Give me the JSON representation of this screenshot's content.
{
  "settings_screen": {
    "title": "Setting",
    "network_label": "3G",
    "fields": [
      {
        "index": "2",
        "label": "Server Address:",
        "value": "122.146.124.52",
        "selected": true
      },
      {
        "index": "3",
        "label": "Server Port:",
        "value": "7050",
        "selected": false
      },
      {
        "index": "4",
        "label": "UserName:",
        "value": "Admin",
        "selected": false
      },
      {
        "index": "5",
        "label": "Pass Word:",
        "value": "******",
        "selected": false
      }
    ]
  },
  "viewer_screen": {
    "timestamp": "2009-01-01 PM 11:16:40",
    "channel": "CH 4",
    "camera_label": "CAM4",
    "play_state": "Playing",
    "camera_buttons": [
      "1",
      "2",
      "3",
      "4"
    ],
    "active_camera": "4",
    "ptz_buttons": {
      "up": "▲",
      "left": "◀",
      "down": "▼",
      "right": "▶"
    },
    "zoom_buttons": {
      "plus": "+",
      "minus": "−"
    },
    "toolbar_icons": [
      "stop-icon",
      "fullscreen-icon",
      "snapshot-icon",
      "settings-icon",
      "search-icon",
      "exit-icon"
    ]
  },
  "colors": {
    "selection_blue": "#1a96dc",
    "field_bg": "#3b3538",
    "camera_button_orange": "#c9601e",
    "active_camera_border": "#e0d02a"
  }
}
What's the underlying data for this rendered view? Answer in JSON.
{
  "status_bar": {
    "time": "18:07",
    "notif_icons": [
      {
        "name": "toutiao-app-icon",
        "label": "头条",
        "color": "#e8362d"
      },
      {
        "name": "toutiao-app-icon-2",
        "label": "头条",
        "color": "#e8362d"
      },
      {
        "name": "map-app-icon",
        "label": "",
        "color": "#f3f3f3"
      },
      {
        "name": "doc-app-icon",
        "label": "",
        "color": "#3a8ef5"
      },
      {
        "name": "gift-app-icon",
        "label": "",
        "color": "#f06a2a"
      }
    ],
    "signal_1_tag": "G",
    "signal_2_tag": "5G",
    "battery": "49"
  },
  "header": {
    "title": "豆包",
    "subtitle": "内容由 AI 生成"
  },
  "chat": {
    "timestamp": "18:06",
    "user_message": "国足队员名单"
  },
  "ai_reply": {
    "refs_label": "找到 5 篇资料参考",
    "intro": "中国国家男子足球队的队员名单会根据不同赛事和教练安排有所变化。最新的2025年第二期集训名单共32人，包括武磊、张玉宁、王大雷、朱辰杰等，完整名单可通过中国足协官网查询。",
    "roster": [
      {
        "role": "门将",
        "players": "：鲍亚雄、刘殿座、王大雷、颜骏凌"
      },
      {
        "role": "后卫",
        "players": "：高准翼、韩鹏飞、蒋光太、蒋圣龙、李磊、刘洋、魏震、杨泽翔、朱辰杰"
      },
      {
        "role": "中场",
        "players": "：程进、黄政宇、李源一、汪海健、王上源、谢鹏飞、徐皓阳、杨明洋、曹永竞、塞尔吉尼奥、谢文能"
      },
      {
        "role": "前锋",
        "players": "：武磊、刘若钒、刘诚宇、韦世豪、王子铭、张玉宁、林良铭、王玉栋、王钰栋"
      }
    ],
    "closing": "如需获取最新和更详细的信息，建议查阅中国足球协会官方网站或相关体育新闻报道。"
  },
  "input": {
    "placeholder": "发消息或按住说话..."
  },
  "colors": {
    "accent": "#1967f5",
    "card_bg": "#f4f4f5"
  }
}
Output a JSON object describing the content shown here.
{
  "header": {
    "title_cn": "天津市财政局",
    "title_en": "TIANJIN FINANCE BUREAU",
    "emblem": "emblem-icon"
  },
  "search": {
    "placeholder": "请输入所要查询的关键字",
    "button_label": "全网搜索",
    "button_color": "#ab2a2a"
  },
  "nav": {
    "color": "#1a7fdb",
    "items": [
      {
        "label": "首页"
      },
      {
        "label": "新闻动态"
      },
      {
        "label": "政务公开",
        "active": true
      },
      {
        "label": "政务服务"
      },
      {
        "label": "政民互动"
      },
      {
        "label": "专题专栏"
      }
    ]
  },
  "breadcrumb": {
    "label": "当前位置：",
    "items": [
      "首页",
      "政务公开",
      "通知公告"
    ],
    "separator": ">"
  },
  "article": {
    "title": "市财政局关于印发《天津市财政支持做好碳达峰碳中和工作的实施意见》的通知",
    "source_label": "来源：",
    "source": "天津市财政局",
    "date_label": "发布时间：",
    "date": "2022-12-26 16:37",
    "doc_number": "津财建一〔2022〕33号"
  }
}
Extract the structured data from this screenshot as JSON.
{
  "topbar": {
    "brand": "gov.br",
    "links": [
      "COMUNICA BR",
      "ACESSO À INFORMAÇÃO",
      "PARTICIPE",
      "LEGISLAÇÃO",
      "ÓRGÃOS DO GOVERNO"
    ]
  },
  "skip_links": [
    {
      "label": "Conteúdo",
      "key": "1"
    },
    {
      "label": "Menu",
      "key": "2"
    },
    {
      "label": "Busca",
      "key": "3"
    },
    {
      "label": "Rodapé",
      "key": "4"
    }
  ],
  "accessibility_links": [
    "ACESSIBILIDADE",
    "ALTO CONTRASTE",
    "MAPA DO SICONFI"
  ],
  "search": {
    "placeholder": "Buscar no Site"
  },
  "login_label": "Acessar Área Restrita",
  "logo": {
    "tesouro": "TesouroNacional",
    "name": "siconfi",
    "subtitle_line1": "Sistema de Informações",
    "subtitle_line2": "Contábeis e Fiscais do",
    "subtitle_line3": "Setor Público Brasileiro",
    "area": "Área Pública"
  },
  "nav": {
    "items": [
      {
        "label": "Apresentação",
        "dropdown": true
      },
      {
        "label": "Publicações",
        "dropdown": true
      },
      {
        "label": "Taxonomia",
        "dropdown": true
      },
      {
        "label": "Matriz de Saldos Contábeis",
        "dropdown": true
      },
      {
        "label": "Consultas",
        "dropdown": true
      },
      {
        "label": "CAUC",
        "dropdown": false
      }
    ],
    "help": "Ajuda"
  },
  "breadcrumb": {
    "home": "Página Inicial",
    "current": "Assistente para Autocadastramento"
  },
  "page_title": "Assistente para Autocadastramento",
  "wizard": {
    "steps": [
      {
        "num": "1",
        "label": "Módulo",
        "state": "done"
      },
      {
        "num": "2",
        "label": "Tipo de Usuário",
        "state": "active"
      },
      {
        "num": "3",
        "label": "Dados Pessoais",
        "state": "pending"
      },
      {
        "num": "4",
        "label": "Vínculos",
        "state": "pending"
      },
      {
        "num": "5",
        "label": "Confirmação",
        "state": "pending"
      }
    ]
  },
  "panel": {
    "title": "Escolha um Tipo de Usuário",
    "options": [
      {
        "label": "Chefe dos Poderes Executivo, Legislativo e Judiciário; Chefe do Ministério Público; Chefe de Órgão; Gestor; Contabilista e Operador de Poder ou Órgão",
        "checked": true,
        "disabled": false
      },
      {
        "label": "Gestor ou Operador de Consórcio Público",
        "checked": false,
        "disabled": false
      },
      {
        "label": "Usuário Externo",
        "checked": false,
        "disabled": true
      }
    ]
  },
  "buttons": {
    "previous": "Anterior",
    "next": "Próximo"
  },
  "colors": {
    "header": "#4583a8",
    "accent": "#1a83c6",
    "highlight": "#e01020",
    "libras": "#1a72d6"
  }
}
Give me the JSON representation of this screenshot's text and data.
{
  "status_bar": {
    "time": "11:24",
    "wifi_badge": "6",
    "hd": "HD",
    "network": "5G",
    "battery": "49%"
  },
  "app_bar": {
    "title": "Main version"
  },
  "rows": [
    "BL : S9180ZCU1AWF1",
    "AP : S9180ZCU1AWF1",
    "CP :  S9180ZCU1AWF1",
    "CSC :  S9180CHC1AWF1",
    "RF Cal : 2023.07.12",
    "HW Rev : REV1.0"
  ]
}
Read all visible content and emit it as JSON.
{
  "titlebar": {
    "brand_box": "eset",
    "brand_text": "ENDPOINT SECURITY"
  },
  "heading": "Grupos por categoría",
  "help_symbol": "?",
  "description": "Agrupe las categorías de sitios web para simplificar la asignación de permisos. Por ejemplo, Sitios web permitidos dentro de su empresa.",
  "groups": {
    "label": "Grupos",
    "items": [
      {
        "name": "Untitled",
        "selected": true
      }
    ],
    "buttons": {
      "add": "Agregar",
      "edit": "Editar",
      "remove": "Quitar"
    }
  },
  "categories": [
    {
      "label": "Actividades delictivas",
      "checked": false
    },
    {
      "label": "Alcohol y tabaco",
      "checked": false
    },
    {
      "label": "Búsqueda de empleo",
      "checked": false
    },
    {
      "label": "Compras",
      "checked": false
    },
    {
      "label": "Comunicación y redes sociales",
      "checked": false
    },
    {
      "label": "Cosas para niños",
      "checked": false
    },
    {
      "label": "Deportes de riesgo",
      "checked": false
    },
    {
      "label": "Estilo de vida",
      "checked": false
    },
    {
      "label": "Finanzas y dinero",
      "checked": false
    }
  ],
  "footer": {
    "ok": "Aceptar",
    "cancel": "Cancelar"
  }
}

◆ ◆ ◆

— What is required —
Pick out and copy every line that contains the word "Assistente".

— The reply —
    "current": "Assistente para Autocadastramento"
  "page_title": "Assistente para Autocadastramento",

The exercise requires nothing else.